Print all the records exactly, please.
═════ Materials provided ═════
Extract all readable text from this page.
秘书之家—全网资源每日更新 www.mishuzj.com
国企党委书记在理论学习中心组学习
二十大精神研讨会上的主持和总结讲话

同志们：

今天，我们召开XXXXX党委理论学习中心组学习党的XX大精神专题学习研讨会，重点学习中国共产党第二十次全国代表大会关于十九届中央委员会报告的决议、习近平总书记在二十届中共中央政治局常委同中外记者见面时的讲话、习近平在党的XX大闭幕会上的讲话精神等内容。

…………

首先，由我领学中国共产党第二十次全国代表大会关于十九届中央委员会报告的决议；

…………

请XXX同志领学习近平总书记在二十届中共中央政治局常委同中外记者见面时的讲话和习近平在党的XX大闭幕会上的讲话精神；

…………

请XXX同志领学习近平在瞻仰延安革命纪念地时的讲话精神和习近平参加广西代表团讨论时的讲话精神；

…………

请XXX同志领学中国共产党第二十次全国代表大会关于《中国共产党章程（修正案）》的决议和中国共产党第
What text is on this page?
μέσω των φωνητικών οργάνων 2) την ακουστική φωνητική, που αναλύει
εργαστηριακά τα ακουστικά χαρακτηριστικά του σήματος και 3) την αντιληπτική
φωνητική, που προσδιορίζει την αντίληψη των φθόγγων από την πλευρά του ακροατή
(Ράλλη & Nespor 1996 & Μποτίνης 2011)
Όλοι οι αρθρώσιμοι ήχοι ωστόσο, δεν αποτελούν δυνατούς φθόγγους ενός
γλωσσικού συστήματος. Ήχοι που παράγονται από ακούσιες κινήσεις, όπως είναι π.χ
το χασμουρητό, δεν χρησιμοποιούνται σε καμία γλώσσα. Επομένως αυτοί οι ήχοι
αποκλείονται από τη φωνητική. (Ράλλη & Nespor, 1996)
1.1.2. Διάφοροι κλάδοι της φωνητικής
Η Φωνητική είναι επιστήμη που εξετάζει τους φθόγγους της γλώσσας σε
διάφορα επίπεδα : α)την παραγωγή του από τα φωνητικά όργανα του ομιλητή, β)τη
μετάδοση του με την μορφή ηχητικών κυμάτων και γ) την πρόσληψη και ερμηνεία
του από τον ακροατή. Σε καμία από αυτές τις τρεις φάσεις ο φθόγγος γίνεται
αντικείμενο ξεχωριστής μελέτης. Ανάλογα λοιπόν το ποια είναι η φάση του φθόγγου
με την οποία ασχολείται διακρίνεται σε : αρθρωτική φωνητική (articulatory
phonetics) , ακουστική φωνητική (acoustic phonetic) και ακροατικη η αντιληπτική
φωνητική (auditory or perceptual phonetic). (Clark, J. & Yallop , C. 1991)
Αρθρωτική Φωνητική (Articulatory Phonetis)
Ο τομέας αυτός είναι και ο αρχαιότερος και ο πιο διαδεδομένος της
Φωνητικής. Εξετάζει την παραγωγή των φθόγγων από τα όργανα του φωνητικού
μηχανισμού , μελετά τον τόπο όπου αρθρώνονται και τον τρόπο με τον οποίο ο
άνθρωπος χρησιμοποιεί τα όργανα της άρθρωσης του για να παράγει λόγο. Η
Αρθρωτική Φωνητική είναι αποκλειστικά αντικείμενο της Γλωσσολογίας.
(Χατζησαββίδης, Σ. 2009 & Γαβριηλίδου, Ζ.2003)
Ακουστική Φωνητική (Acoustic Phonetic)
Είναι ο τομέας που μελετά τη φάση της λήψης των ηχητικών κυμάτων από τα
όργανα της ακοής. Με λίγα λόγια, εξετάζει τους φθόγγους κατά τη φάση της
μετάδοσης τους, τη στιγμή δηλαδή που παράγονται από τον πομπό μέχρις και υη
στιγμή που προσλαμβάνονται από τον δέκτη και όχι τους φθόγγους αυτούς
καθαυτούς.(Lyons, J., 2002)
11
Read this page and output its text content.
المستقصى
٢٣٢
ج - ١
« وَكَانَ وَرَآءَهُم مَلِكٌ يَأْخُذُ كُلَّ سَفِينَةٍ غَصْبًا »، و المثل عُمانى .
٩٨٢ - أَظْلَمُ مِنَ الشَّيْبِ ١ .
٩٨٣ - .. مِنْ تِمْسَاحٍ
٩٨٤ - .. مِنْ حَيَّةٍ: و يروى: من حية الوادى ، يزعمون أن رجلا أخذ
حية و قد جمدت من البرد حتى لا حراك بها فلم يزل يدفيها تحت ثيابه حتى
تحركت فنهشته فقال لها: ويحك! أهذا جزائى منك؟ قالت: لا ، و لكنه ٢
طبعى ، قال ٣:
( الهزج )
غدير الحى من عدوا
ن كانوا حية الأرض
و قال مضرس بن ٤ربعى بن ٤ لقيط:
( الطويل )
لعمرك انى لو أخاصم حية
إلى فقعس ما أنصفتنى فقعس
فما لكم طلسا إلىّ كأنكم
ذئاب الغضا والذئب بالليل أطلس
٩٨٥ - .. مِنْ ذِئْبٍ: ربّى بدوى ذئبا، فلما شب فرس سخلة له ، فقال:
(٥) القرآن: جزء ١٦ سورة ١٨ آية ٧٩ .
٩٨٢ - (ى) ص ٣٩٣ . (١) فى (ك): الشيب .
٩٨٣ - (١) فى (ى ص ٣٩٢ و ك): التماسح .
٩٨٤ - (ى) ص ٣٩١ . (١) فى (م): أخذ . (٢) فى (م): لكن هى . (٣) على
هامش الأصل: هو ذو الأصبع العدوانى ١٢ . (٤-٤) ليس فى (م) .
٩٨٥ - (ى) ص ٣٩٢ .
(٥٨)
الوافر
═════
◆ Solution to this exercise ◆
Extract all readable text from this page.
秘书之家—全网资源每日更新 www.mishuzj.com
国企党委书记在理论学习中心组学习
二十大精神研讨会上的主持和总结讲话

同志们：

今天，我们召开XXXXX党委理论学习中心组学习党的XX大精神专题学习研讨会，重点学习中国共产党第二十次全国代表大会关于十九届中央委员会报告的决议、习近平总书记在二十届中共中央政治局常委同中外记者见面时的讲话、习近平在党的XX大闭幕会上的讲话精神等内容。

…………

首先，由我领学中国共产党第二十次全国代表大会关于十九届中央委员会报告的决议；

…………

请XXX同志领学习近平总书记在二十届中共中央政治局常委同中外记者见面时的讲话和习近平在党的XX大闭幕会上的讲话精神；

…………

请XXX同志领学习近平在瞻仰延安革命纪念地时的讲话精神和习近平参加广西代表团讨论时的讲话精神；

…………

请XXX同志领学中国共产党第二十次全国代表大会关于《中国共产党章程（修正案）》的决议和中国共产党第
What text is on this page?
μέσω των φωνητικών οργάνων 2) την ακουστική φωνητική, που αναλύει
εργαστηριακά τα ακουστικά χαρακτηριστικά του σήματος και 3) την αντιληπτική
φωνητική, που προσδιορίζει την αντίληψη των φθόγγων από την πλευρά του ακροατή
(Ράλλη & Nespor 1996 & Μποτίνης 2011)
Όλοι οι αρθρώσιμοι ήχοι ωστόσο, δεν αποτελούν δυνατούς φθόγγους ενός
γλωσσικού συστήματος. Ήχοι που παράγονται από ακούσιες κινήσεις, όπως είναι π.χ
το χασμουρητό, δεν χρησιμοποιούνται σε καμία γλώσσα. Επομένως αυτοί οι ήχοι
αποκλείονται από τη φωνητική. (Ράλλη & Nespor, 1996)
1.1.2. Διάφοροι κλάδοι της φωνητικής
Η Φωνητική είναι επιστήμη που εξετάζει τους φθόγγους της γλώσσας σε
διάφορα επίπεδα : α)την παραγωγή του από τα φωνητικά όργανα του ομιλητή, β)τη
μετάδοση του με την μορφή ηχητικών κυμάτων και γ) την πρόσληψη και ερμηνεία
του από τον ακροατή. Σε καμία από αυτές τις τρεις φάσεις ο φθόγγος γίνεται
αντικείμενο ξεχωριστής μελέτης. Ανάλογα λοιπόν το ποια είναι η φάση του φθόγγου
με την οποία ασχολείται διακρίνεται σε : αρθρωτική φωνητική (articulatory
phonetics) , ακουστική φωνητική (acoustic phonetic) και ακροατικη η αντιληπτική
φωνητική (auditory or perceptual phonetic). (Clark, J. & Yallop , C. 1991)
Αρθρωτική Φωνητική (Articulatory Phonetis)
Ο τομέας αυτός είναι και ο αρχαιότερος και ο πιο διαδεδομένος της
Φωνητικής. Εξετάζει την παραγωγή των φθόγγων από τα όργανα του φωνητικού
μηχανισμού , μελετά τον τόπο όπου αρθρώνονται και τον τρόπο με τον οποίο ο
άνθρωπος χρησιμοποιεί τα όργανα της άρθρωσης του για να παράγει λόγο. Η
Αρθρωτική Φωνητική είναι αποκλειστικά αντικείμενο της Γλωσσολογίας.
(Χατζησαββίδης, Σ. 2009 & Γαβριηλίδου, Ζ.2003)
Ακουστική Φωνητική (Acoustic Phonetic)
Είναι ο τομέας που μελετά τη φάση της λήψης των ηχητικών κυμάτων από τα
όργανα της ακοής. Με λίγα λόγια, εξετάζει τους φθόγγους κατά τη φάση της
μετάδοσης τους, τη στιγμή δηλαδή που παράγονται από τον πομπό μέχρις και υη
στιγμή που προσλαμβάνονται από τον δέκτη και όχι τους φθόγγους αυτούς
καθαυτούς.(Lyons, J., 2002)
11
Read this page and output its text content.
المستقصى
٢٣٢
ج - ١
« وَكَانَ وَرَآءَهُم مَلِكٌ يَأْخُذُ كُلَّ سَفِينَةٍ غَصْبًا »، و المثل عُمانى .
٩٨٢ - أَظْلَمُ مِنَ الشَّيْبِ ١ .
٩٨٣ - .. مِنْ تِمْسَاحٍ
٩٨٤ - .. مِنْ حَيَّةٍ: و يروى: من حية الوادى ، يزعمون أن رجلا أخذ
حية و قد جمدت من البرد حتى لا حراك بها فلم يزل يدفيها تحت ثيابه حتى
تحركت فنهشته فقال لها: ويحك! أهذا جزائى منك؟ قالت: لا ، و لكنه ٢
طبعى ، قال ٣:
( الهزج )
غدير الحى من عدوا
ن كانوا حية الأرض
و قال مضرس بن ٤ربعى بن ٤ لقيط:
( الطويل )
لعمرك انى لو أخاصم حية
إلى فقعس ما أنصفتنى فقعس
فما لكم طلسا إلىّ كأنكم
ذئاب الغضا والذئب بالليل أطلس
٩٨٥ - .. مِنْ ذِئْبٍ: ربّى بدوى ذئبا، فلما شب فرس سخلة له ، فقال:
(٥) القرآن: جزء ١٦ سورة ١٨ آية ٧٩ .
٩٨٢ - (ى) ص ٣٩٣ . (١) فى (ك): الشيب .
٩٨٣ - (١) فى (ى ص ٣٩٢ و ك): التماسح .
٩٨٤ - (ى) ص ٣٩١ . (١) فى (م): أخذ . (٢) فى (م): لكن هى . (٣) على
هامش الأصل: هو ذو الأصبع العدوانى ١٢ . (٤-٤) ليس فى (م) .
٩٨٥ - (ى) ص ٣٩٢ .
(٥٨)
الوافر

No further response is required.